** AIM **
Copy out every line of the material below word for word, leaving out the pictures.

** RECORD SET **

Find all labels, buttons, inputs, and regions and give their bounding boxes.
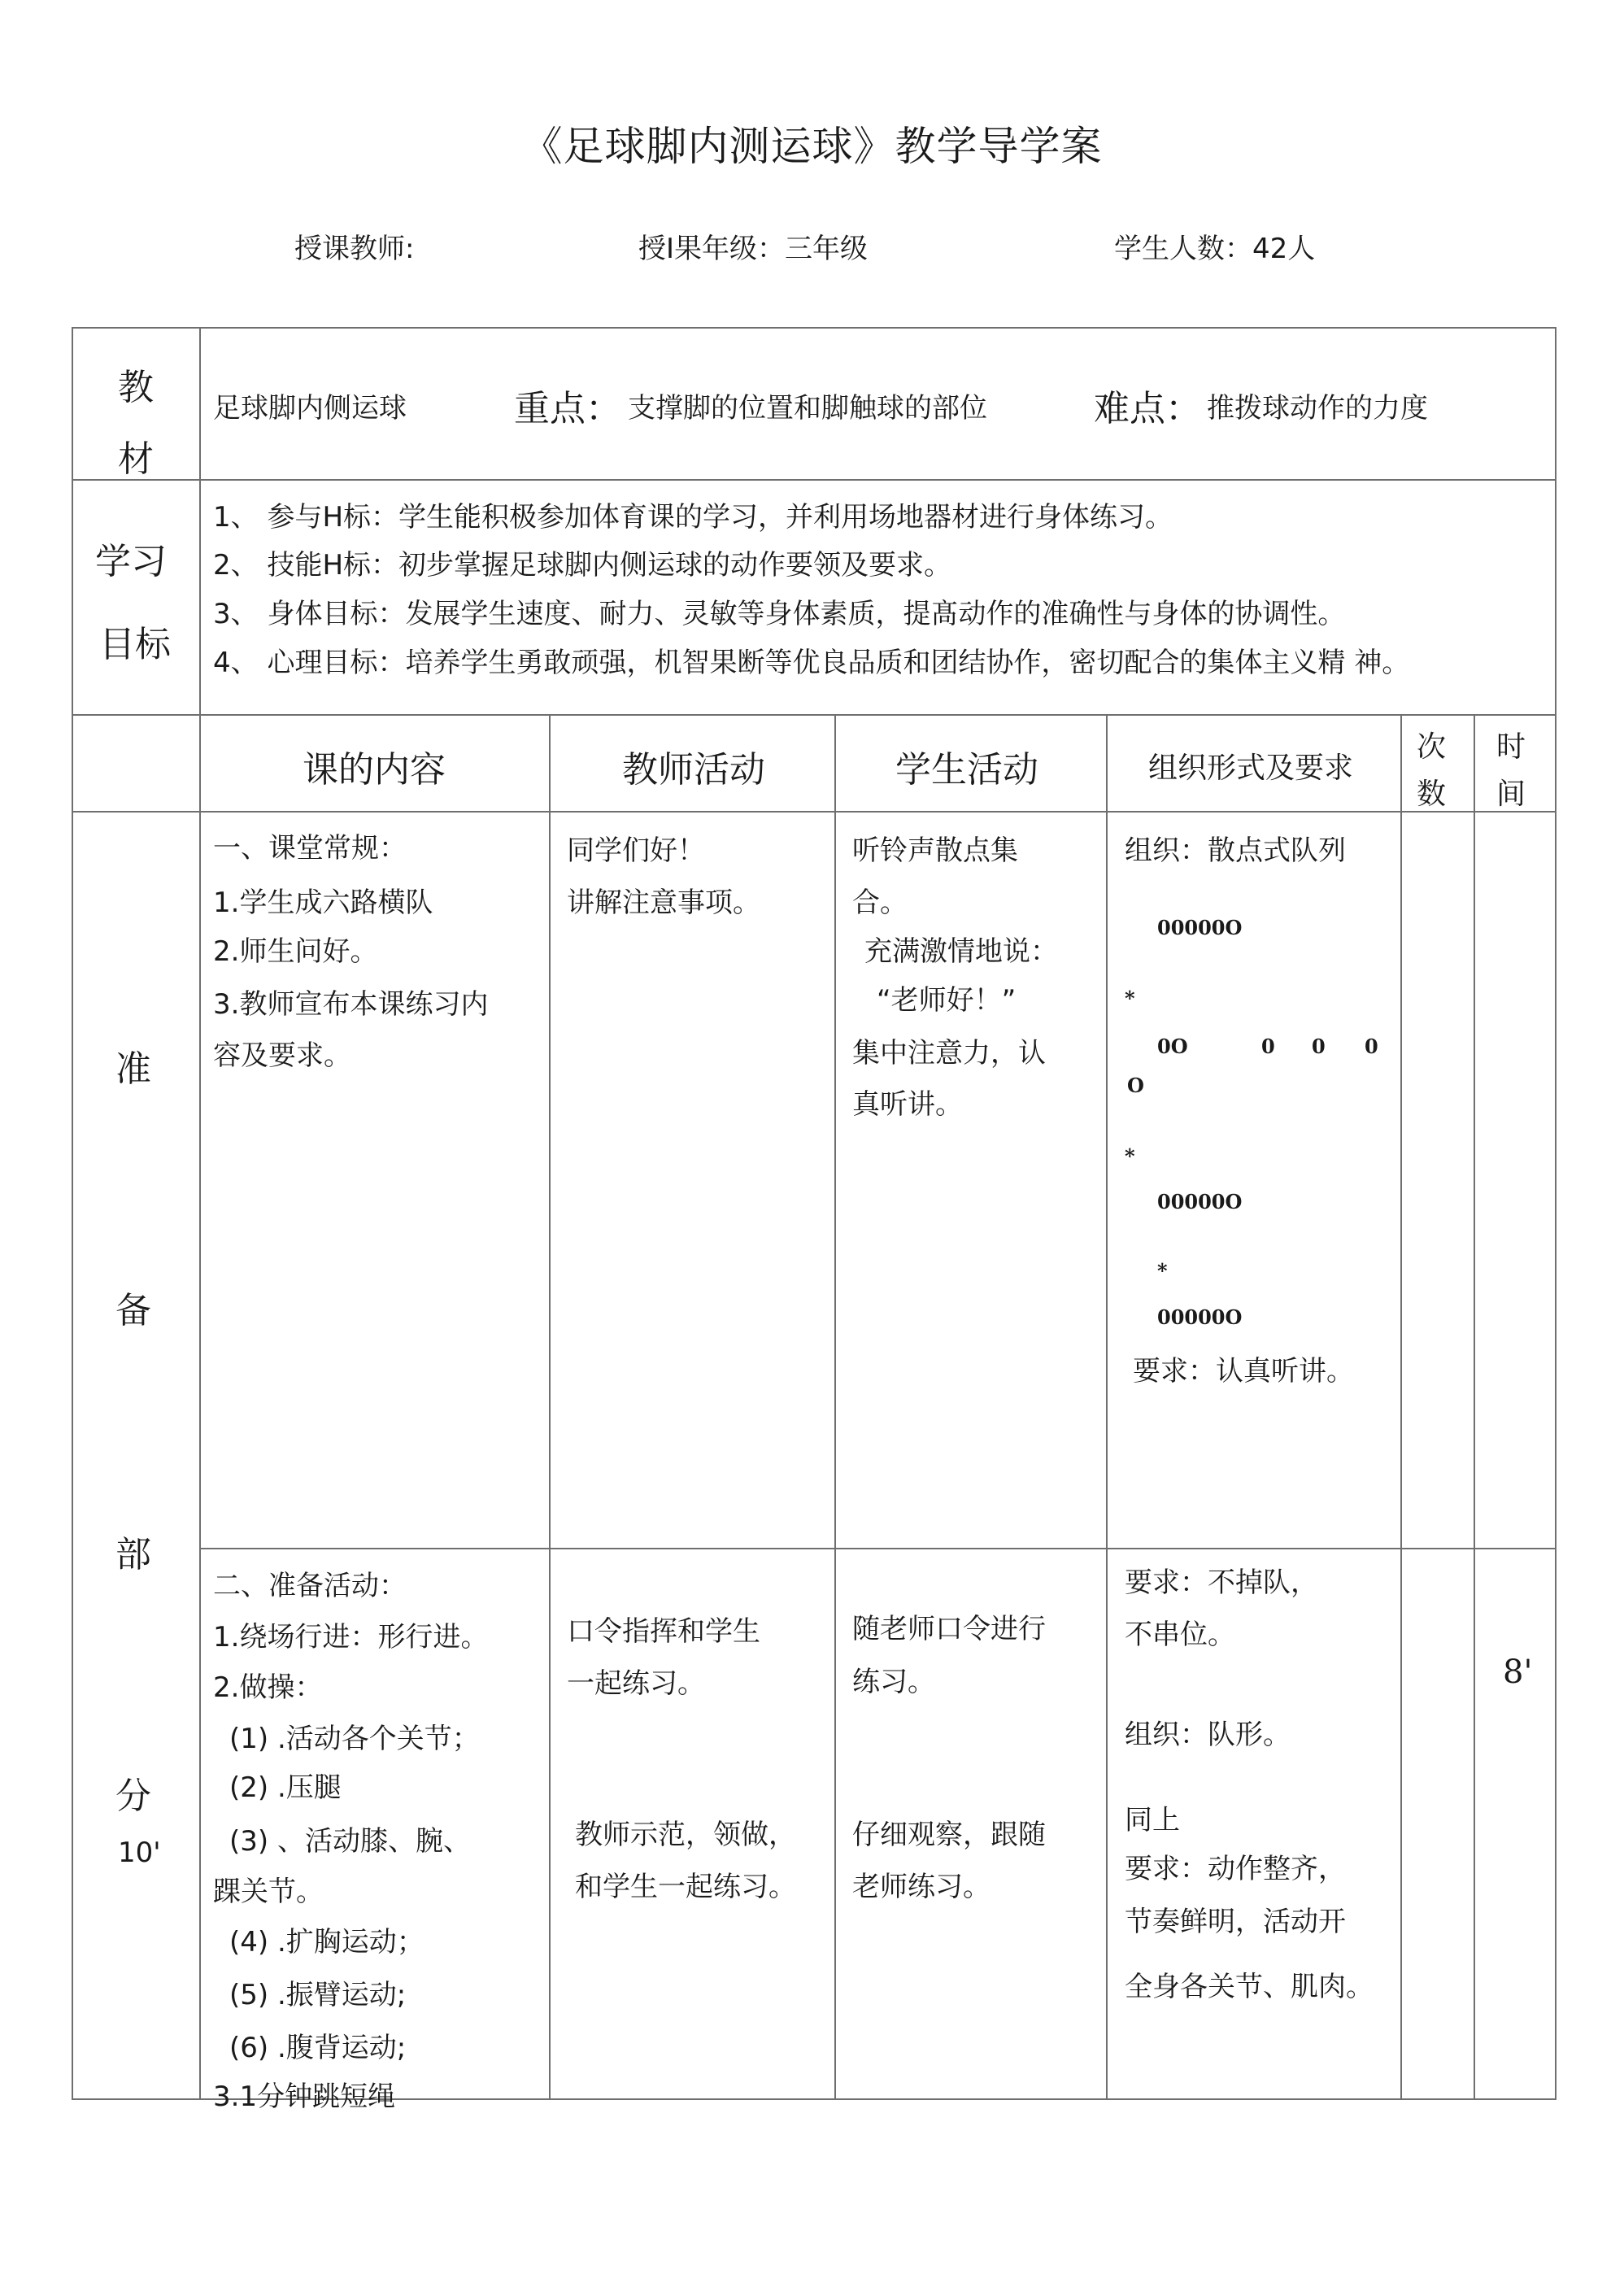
row2-org-line: 不串位。 bbox=[1125, 1619, 1235, 1651]
row1-content-line: 一、课堂常规： bbox=[213, 832, 407, 865]
row-divider bbox=[72, 811, 1555, 813]
row2-content-line: (4) .扩胸运动； bbox=[229, 1926, 425, 1958]
header-content: 课的内容 bbox=[303, 749, 446, 791]
header-count: 次 bbox=[1417, 730, 1447, 764]
row2-content-line: 1.绕场行进：形行进。 bbox=[213, 1621, 489, 1653]
key-point-text: 支撑脚的位置和脚触球的部位 bbox=[628, 392, 987, 425]
row2-student-line: 仔细观察，跟随 bbox=[852, 1819, 1046, 1851]
row1-teacher-line: 同学们好！ bbox=[567, 834, 705, 867]
row2-content-line: 踝关节。 bbox=[213, 1876, 324, 1908]
difficulty-text: 推拨球动作的力度 bbox=[1207, 392, 1428, 425]
row1-student-line: 集中注意力，认 bbox=[852, 1037, 1046, 1070]
row1-org-requirement: 要求：认真听讲。 bbox=[1133, 1355, 1354, 1388]
header-teacher: 教师活动 bbox=[622, 749, 765, 791]
formation-dot: O bbox=[1127, 1074, 1144, 1097]
section-label: 备 bbox=[115, 1290, 151, 1331]
row2-content-cell bbox=[202, 1549, 547, 2113]
students-label: 学生人数：42人 bbox=[1114, 233, 1316, 265]
row1-student-line: 听铃声散点集 bbox=[852, 834, 1018, 867]
row2-teacher-line: 和学生一起练习。 bbox=[575, 1871, 796, 1903]
row2-content-line: 二、准备活动： bbox=[213, 1570, 407, 1602]
row2-teacher-line: 一起练习。 bbox=[567, 1667, 705, 1700]
row1-org-title: 组织：散点式队列 bbox=[1125, 834, 1346, 867]
row2-content-line: (5) .振臂运动; bbox=[229, 1979, 407, 2011]
row2-student-line: 练习。 bbox=[852, 1666, 935, 1698]
col-divider bbox=[1106, 714, 1108, 2098]
formation-marker: * bbox=[1157, 1259, 1168, 1283]
row2-org-line: 要求：动作整齐， bbox=[1125, 1853, 1346, 1885]
row1-teacher-line: 讲解注意事项。 bbox=[567, 887, 760, 919]
row-divider bbox=[72, 714, 1555, 716]
row1-student-line: 合。 bbox=[852, 887, 908, 919]
row2-content-line: (3) 、活动膝、腕、 bbox=[229, 1825, 471, 1858]
key-point-label: 重点： bbox=[514, 388, 621, 429]
goal-item: 2、 技能H标：初步掌握足球脚内侧运球的动作要领及要求。 bbox=[213, 549, 952, 582]
row2-org-line: 全身各关节、肌肉。 bbox=[1125, 1971, 1374, 2003]
formation-dot: 0 bbox=[1312, 1035, 1326, 1058]
col-divider bbox=[834, 714, 836, 2098]
row2-content-line: (6) .腹背运动; bbox=[229, 2032, 407, 2064]
row2-org-line: 要求：不掉队， bbox=[1125, 1566, 1318, 1599]
row1-student-line: “老师好！” bbox=[877, 984, 1017, 1017]
formation-marker: * bbox=[1125, 1144, 1135, 1168]
header-student: 学生活动 bbox=[895, 749, 1038, 791]
row2-student-line: 老师练习。 bbox=[852, 1871, 991, 1903]
row2-teacher-line: 教师示范，领做， bbox=[575, 1819, 796, 1851]
formation-dot: 0 bbox=[1365, 1035, 1378, 1058]
col-divider bbox=[199, 327, 201, 2098]
goal-item: 1、 参与H标：学生能积极参加体育课的学习，并利用场地器材进行身体练习。 bbox=[213, 501, 1173, 534]
page-title: 《足球脚内测运球》教学导学案 bbox=[521, 123, 1103, 170]
formation-row: 00000O bbox=[1157, 1190, 1243, 1213]
row1-content-line: 2.师生问好。 bbox=[213, 935, 378, 968]
formation-row: 00000O bbox=[1157, 1305, 1243, 1329]
row2-time: 8' bbox=[1503, 1653, 1533, 1691]
goals-label: 学习 bbox=[95, 541, 167, 582]
row1-student-line: 充满激情地说： bbox=[864, 935, 1058, 968]
header-org: 组织形式及要求 bbox=[1148, 752, 1354, 785]
formation-row: 0O bbox=[1157, 1035, 1188, 1058]
row2-org-line: 组织：队形。 bbox=[1125, 1719, 1291, 1751]
col-divider bbox=[1400, 714, 1402, 2098]
goal-item: 4、 心理目标：培养学生勇敢顽强，机智果断等优良品质和团结协作，密切配合的集体主义精 神。 bbox=[213, 647, 1410, 679]
row1-content-line: 3.教师宣布本课练习内 bbox=[213, 988, 489, 1021]
row2-content-line: 3.1分钟跳短绳 bbox=[213, 2080, 396, 2113]
section-duration: 10' bbox=[118, 1836, 161, 1869]
col-divider bbox=[549, 714, 551, 2098]
row1-student-line: 真听讲。 bbox=[852, 1088, 963, 1121]
row1-content-line: 容及要求。 bbox=[213, 1039, 351, 1072]
teacher-label: 授课教师: bbox=[294, 233, 415, 265]
material-label: 教 bbox=[118, 367, 154, 408]
header-time: 间 bbox=[1496, 778, 1526, 811]
grade-label: 授I果年级：三年级 bbox=[638, 233, 869, 265]
row2-teacher-line: 口令指挥和学生 bbox=[567, 1615, 760, 1648]
formation-marker: * bbox=[1125, 987, 1135, 1010]
header-time: 时 bbox=[1496, 730, 1526, 764]
row2-student-line: 随老师口令进行 bbox=[852, 1613, 1046, 1645]
difficulty-label: 难点： bbox=[1094, 388, 1201, 429]
row2-content-line: (2) .压腿 bbox=[229, 1771, 342, 1804]
section-label: 准 bbox=[115, 1048, 151, 1090]
section-label: 部 bbox=[115, 1534, 151, 1575]
goals-label: 目标 bbox=[99, 624, 171, 665]
row-divider bbox=[72, 479, 1555, 481]
row2-content-line: (1) .活动各个关节； bbox=[229, 1723, 480, 1755]
header-count: 数 bbox=[1417, 778, 1447, 811]
row2-content-line: 2.做操： bbox=[213, 1671, 323, 1704]
goal-item: 3、 身体目标：发展学生速度、耐力、灵敏等身体素质，提髙动作的准确性与身体的协调性。 bbox=[213, 598, 1346, 630]
row2-org-line: 同上 bbox=[1125, 1804, 1180, 1836]
formation-dot: 0 bbox=[1261, 1035, 1275, 1058]
row2-org-line: 节奏鲜明，活动开 bbox=[1125, 1906, 1346, 1938]
section-label: 分 bbox=[115, 1775, 151, 1817]
row1-content-line: 1.学生成六路横队 bbox=[213, 887, 433, 919]
material-label: 材 bbox=[118, 438, 154, 480]
col-divider bbox=[1474, 714, 1475, 2098]
formation-row: 00000O bbox=[1157, 916, 1243, 939]
material-content: 足球脚内侧运球 bbox=[213, 392, 407, 425]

** SOLVED PROBLEM **
Find all labels, buttons, inputs, and regions and give their bounding boxes.
row2-org-line: 不串位。 bbox=[1125, 1619, 1235, 1651]
row1-content-line: 一、课堂常规： bbox=[213, 832, 407, 865]
row-divider bbox=[72, 811, 1555, 813]
row2-content-line: (4) .扩胸运动； bbox=[229, 1926, 425, 1958]
header-content: 课的内容 bbox=[303, 749, 446, 791]
header-count: 次 bbox=[1417, 730, 1447, 764]
row2-content-line: 1.绕场行进：形行进。 bbox=[213, 1621, 489, 1653]
key-point-text: 支撑脚的位置和脚触球的部位 bbox=[628, 392, 987, 425]
row2-student-line: 仔细观察，跟随 bbox=[852, 1819, 1046, 1851]
row1-teacher-line: 同学们好！ bbox=[567, 834, 705, 867]
row2-content-line: 踝关节。 bbox=[213, 1876, 324, 1908]
difficulty-text: 推拨球动作的力度 bbox=[1207, 392, 1428, 425]
row1-student-line: 集中注意力，认 bbox=[852, 1037, 1046, 1070]
row1-org-requirement: 要求：认真听讲。 bbox=[1133, 1355, 1354, 1388]
header-teacher: 教师活动 bbox=[622, 749, 765, 791]
formation-dot: O bbox=[1127, 1074, 1144, 1097]
section-label: 备 bbox=[115, 1290, 151, 1331]
row2-content-cell bbox=[202, 1549, 547, 2113]
students-label: 学生人数：42人 bbox=[1114, 233, 1316, 265]
row1-student-line: 听铃声散点集 bbox=[852, 834, 1018, 867]
row2-teacher-line: 和学生一起练习。 bbox=[575, 1871, 796, 1903]
row2-content-line: 二、准备活动： bbox=[213, 1570, 407, 1602]
row2-teacher-line: 一起练习。 bbox=[567, 1667, 705, 1700]
row1-org-title: 组织：散点式队列 bbox=[1125, 834, 1346, 867]
row2-content-line: (5) .振臂运动; bbox=[229, 1979, 407, 2011]
row2-student-line: 练习。 bbox=[852, 1666, 935, 1698]
col-divider bbox=[1106, 714, 1108, 2098]
formation-marker: * bbox=[1157, 1259, 1168, 1283]
row2-org-line: 要求：动作整齐， bbox=[1125, 1853, 1346, 1885]
row1-teacher-line: 讲解注意事项。 bbox=[567, 887, 760, 919]
row-divider bbox=[72, 714, 1555, 716]
row1-student-line: 合。 bbox=[852, 887, 908, 919]
row2-content-line: (3) 、活动膝、腕、 bbox=[229, 1825, 471, 1858]
key-point-label: 重点： bbox=[514, 388, 621, 429]
goal-item: 2、 技能H标：初步掌握足球脚内侧运球的动作要领及要求。 bbox=[213, 549, 952, 582]
row2-org-line: 全身各关节、肌肉。 bbox=[1125, 1971, 1374, 2003]
formation-dot: 0 bbox=[1312, 1035, 1326, 1058]
col-divider bbox=[834, 714, 836, 2098]
row2-content-line: (6) .腹背运动; bbox=[229, 2032, 407, 2064]
row2-org-line: 要求：不掉队， bbox=[1125, 1566, 1318, 1599]
row1-student-line: “老师好！” bbox=[877, 984, 1017, 1017]
formation-marker: * bbox=[1125, 1144, 1135, 1168]
header-student: 学生活动 bbox=[895, 749, 1038, 791]
row2-student-line: 老师练习。 bbox=[852, 1871, 991, 1903]
row2-teacher-line: 教师示范，领做， bbox=[575, 1819, 796, 1851]
formation-dot: 0 bbox=[1365, 1035, 1378, 1058]
col-divider bbox=[199, 327, 201, 2098]
goal-item: 1、 参与H标：学生能积极参加体育课的学习，并利用场地器材进行身体练习。 bbox=[213, 501, 1173, 534]
page-title: 《足球脚内测运球》教学导学案 bbox=[521, 123, 1103, 170]
formation-row: 00000O bbox=[1157, 1190, 1243, 1213]
row1-content-line: 2.师生问好。 bbox=[213, 935, 378, 968]
formation-row: 00000O bbox=[1157, 1305, 1243, 1329]
row2-time: 8' bbox=[1503, 1653, 1533, 1691]
goals-label: 学习 bbox=[95, 541, 167, 582]
row1-student-line: 充满激情地说： bbox=[864, 935, 1058, 968]
header-org: 组织形式及要求 bbox=[1148, 752, 1354, 785]
formation-row: 0O bbox=[1157, 1035, 1188, 1058]
row2-org-line: 组织：队形。 bbox=[1125, 1719, 1291, 1751]
col-divider bbox=[1400, 714, 1402, 2098]
goal-item: 4、 心理目标：培养学生勇敢顽强，机智果断等优良品质和团结协作，密切配合的集体主义精 神。 bbox=[213, 647, 1410, 679]
row1-content-line: 3.教师宣布本课练习内 bbox=[213, 988, 489, 1021]
row2-content-line: 3.1分钟跳短绳 bbox=[213, 2080, 396, 2113]
section-duration: 10' bbox=[118, 1836, 161, 1869]
col-divider bbox=[549, 714, 551, 2098]
row1-student-line: 真听讲。 bbox=[852, 1088, 963, 1121]
row1-content-line: 容及要求。 bbox=[213, 1039, 351, 1072]
teacher-label: 授课教师: bbox=[294, 233, 415, 265]
material-label: 教 bbox=[118, 367, 154, 408]
header-time: 间 bbox=[1496, 778, 1526, 811]
grade-label: 授I果年级：三年级 bbox=[638, 233, 869, 265]
row2-teacher-line: 口令指挥和学生 bbox=[567, 1615, 760, 1648]
formation-marker: * bbox=[1125, 987, 1135, 1010]
header-time: 时 bbox=[1496, 730, 1526, 764]
row2-student-line: 随老师口令进行 bbox=[852, 1613, 1046, 1645]
difficulty-label: 难点： bbox=[1094, 388, 1201, 429]
row2-content-line: (2) .压腿 bbox=[229, 1771, 342, 1804]
section-label: 准 bbox=[115, 1048, 151, 1090]
section-label: 部 bbox=[115, 1534, 151, 1575]
goals-label: 目标 bbox=[99, 624, 171, 665]
row-divider bbox=[72, 479, 1555, 481]
row2-content-line: (1) .活动各个关节； bbox=[229, 1723, 480, 1755]
header-count: 数 bbox=[1417, 778, 1447, 811]
row2-content-line: 2.做操： bbox=[213, 1671, 323, 1704]
goal-item: 3、 身体目标：发展学生速度、耐力、灵敏等身体素质，提髙动作的准确性与身体的协调性。 bbox=[213, 598, 1346, 630]
row2-org-line: 同上 bbox=[1125, 1804, 1180, 1836]
formation-dot: 0 bbox=[1261, 1035, 1275, 1058]
row2-org-line: 节奏鲜明，活动开 bbox=[1125, 1906, 1346, 1938]
section-label: 分 bbox=[115, 1775, 151, 1817]
row1-content-line: 1.学生成六路横队 bbox=[213, 887, 433, 919]
material-label: 材 bbox=[118, 438, 154, 480]
col-divider bbox=[1474, 714, 1475, 2098]
formation-row: 00000O bbox=[1157, 916, 1243, 939]
material-content: 足球脚内侧运球 bbox=[213, 392, 407, 425]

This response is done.